> [Problem description] Scan the data beneath this task and copy each line that includes "document".

(Entries from a dataset)
........

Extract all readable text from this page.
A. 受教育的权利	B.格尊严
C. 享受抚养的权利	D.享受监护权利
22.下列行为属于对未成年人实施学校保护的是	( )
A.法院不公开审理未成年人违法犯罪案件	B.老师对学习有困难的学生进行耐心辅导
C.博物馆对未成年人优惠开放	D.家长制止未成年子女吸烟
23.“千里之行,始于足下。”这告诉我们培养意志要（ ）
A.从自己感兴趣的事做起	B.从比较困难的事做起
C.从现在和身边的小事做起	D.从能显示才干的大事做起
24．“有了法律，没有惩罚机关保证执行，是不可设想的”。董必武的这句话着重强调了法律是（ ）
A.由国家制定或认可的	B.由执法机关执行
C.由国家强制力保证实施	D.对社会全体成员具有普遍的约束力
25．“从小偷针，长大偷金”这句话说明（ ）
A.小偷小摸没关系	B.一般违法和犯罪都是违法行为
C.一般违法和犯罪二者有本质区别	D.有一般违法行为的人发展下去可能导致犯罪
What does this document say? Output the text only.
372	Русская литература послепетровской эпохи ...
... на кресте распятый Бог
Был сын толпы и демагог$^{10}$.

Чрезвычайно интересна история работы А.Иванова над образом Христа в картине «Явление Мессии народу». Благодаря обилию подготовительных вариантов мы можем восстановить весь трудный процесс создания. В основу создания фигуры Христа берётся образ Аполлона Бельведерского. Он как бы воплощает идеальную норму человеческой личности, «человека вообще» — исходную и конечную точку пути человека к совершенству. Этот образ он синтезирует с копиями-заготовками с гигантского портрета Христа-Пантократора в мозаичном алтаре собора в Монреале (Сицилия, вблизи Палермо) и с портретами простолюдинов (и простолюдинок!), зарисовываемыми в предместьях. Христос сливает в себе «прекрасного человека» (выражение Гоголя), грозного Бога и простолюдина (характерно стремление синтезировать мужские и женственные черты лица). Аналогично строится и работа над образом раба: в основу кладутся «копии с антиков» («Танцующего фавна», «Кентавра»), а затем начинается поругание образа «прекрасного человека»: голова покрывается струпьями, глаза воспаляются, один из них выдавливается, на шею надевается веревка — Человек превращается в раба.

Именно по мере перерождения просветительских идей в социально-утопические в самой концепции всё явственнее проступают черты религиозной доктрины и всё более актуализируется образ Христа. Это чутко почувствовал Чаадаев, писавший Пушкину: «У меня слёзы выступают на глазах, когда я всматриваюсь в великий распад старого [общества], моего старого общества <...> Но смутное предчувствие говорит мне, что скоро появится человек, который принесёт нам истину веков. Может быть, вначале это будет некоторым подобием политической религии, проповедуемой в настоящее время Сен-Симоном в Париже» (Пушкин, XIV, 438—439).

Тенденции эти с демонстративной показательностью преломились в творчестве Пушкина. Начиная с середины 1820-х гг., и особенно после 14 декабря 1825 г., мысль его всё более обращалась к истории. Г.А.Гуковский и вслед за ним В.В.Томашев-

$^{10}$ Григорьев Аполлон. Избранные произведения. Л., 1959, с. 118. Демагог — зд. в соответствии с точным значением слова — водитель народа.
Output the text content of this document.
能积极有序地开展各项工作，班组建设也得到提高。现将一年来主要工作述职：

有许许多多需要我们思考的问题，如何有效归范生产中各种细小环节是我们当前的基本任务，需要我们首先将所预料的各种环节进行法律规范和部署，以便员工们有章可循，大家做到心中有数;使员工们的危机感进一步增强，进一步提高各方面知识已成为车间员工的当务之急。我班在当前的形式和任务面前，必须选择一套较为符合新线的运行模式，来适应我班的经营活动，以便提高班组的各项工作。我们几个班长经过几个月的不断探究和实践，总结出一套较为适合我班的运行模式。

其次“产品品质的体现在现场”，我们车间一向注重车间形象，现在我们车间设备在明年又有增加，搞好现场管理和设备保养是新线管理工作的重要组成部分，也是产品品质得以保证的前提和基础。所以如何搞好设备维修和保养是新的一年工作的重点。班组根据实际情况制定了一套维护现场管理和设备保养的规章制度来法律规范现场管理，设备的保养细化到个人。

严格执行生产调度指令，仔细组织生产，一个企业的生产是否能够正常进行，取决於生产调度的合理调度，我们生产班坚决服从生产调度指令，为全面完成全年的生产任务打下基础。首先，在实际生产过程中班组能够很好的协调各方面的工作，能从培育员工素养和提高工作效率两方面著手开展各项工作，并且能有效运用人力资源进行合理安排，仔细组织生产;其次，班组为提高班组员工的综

........

> [The completed task]
What does this document say? Output the text only.
Output the text content of this document.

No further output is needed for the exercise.